++++ RECORDED INFORMATION
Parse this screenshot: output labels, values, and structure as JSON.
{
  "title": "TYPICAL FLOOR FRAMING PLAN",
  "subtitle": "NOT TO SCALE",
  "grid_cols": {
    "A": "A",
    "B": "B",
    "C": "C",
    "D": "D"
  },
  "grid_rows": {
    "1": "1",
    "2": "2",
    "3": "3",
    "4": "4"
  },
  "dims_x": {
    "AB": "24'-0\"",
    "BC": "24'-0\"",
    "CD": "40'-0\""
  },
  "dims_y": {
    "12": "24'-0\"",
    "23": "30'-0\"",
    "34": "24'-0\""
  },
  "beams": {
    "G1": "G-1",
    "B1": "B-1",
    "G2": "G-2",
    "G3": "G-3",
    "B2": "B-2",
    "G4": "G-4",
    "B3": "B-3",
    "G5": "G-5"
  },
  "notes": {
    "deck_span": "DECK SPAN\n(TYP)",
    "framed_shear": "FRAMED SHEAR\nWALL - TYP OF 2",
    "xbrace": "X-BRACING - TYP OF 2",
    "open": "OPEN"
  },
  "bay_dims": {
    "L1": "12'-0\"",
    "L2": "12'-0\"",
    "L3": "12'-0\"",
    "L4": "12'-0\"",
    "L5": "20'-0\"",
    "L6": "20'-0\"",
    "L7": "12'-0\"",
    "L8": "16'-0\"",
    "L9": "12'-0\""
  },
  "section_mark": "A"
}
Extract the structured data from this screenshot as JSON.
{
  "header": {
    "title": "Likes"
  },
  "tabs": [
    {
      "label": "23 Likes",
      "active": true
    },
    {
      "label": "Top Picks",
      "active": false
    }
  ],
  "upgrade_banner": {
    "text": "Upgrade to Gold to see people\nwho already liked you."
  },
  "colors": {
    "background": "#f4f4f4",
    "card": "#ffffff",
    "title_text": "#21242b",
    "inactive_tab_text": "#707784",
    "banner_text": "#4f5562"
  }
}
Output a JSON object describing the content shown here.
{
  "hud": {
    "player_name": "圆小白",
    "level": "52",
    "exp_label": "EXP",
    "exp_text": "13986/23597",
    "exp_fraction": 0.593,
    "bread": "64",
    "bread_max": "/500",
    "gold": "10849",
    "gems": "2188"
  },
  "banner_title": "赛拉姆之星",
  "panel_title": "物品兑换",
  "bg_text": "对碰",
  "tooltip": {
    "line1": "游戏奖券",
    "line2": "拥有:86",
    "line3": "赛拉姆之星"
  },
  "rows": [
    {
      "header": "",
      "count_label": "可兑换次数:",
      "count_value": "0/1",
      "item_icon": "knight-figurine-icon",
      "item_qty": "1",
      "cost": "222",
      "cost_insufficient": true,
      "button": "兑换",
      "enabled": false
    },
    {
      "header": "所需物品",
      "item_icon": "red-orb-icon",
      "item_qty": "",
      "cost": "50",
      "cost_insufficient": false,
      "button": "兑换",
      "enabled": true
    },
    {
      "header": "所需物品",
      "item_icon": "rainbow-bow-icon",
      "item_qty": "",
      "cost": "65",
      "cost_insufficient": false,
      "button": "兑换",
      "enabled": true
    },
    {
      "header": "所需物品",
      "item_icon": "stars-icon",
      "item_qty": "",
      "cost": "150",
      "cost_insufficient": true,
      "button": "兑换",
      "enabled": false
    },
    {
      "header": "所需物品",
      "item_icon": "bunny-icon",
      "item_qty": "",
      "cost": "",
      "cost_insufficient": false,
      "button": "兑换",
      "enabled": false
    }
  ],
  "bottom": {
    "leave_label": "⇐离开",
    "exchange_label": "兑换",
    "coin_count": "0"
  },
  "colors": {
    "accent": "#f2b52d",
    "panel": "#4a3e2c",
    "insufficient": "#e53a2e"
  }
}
++++++++
- [STATED GOAL]:
Please repeat the material above, word for word and in full.

- [OUTPUT FOR THIS TASK]:
Parse this screenshot: output labels, values, and structure as JSON.
{
  "title": "TYPICAL FLOOR FRAMING PLAN",
  "subtitle": "NOT TO SCALE",
  "grid_cols": {
    "A": "A",
    "B": "B",
    "C": "C",
    "D": "D"
  },
  "grid_rows": {
    "1": "1",
    "2": "2",
    "3": "3",
    "4": "4"
  },
  "dims_x": {
    "AB": "24'-0\"",
    "BC": "24'-0\"",
    "CD": "40'-0\""
  },
  "dims_y": {
    "12": "24'-0\"",
    "23": "30'-0\"",
    "34": "24'-0\""
  },
  "beams": {
    "G1": "G-1",
    "B1": "B-1",
    "G2": "G-2",
    "G3": "G-3",
    "B2": "B-2",
    "G4": "G-4",
    "B3": "B-3",
    "G5": "G-5"
  },
  "notes": {
    "deck_span": "DECK SPAN\n(TYP)",
    "framed_shear": "FRAMED SHEAR\nWALL - TYP OF 2",
    "xbrace": "X-BRACING - TYP OF 2",
    "open": "OPEN"
  },
  "bay_dims": {
    "L1": "12'-0\"",
    "L2": "12'-0\"",
    "L3": "12'-0\"",
    "L4": "12'-0\"",
    "L5": "20'-0\"",
    "L6": "20'-0\"",
    "L7": "12'-0\"",
    "L8": "16'-0\"",
    "L9": "12'-0\""
  },
  "section_mark": "A"
}
Extract the structured data from this screenshot as JSON.
{
  "header": {
    "title": "Likes"
  },
  "tabs": [
    {
      "label": "23 Likes",
      "active": true
    },
    {
      "label": "Top Picks",
      "active": false
    }
  ],
  "upgrade_banner": {
    "text": "Upgrade to Gold to see people\nwho already liked you."
  },
  "colors": {
    "background": "#f4f4f4",
    "card": "#ffffff",
    "title_text": "#21242b",
    "inactive_tab_text": "#707784",
    "banner_text": "#4f5562"
  }
}
Output a JSON object describing the content shown here.
{
  "hud": {
    "player_name": "圆小白",
    "level": "52",
    "exp_label": "EXP",
    "exp_text": "13986/23597",
    "exp_fraction": 0.593,
    "bread": "64",
    "bread_max": "/500",
    "gold": "10849",
    "gems": "2188"
  },
  "banner_title": "赛拉姆之星",
  "panel_title": "物品兑换",
  "bg_text": "对碰",
  "tooltip": {
    "line1": "游戏奖券",
    "line2": "拥有:86",
    "line3": "赛拉姆之星"
  },
  "rows": [
    {
      "header": "",
      "count_label": "可兑换次数:",
      "count_value": "0/1",
      "item_icon": "knight-figurine-icon",
      "item_qty": "1",
      "cost": "222",
      "cost_insufficient": true,
      "button": "兑换",
      "enabled": false
    },
    {
      "header": "所需物品",
      "item_icon": "red-orb-icon",
      "item_qty": "",
      "cost": "50",
      "cost_insufficient": false,
      "button": "兑换",
      "enabled": true
    },
    {
      "header": "所需物品",
      "item_icon": "rainbow-bow-icon",
      "item_qty": "",
      "cost": "65",
      "cost_insufficient": false,
      "button": "兑换",
      "enabled": true
    },
    {
      "header": "所需物品",
      "item_icon": "stars-icon",
      "item_qty": "",
      "cost": "150",
      "cost_insufficient": true,
      "button": "兑换",
      "enabled": false
    },
    {
      "header": "所需物品",
      "item_icon": "bunny-icon",
      "item_qty": "",
      "cost": "",
      "cost_insufficient": false,
      "button": "兑换",
      "enabled": false
    }
  ],
  "bottom": {
    "leave_label": "⇐离开",
    "exchange_label": "兑换",
    "coin_count": "0"
  },
  "colors": {
    "accent": "#f2b52d",
    "panel": "#4a3e2c",
    "insufficient": "#e53a2e"
  }
}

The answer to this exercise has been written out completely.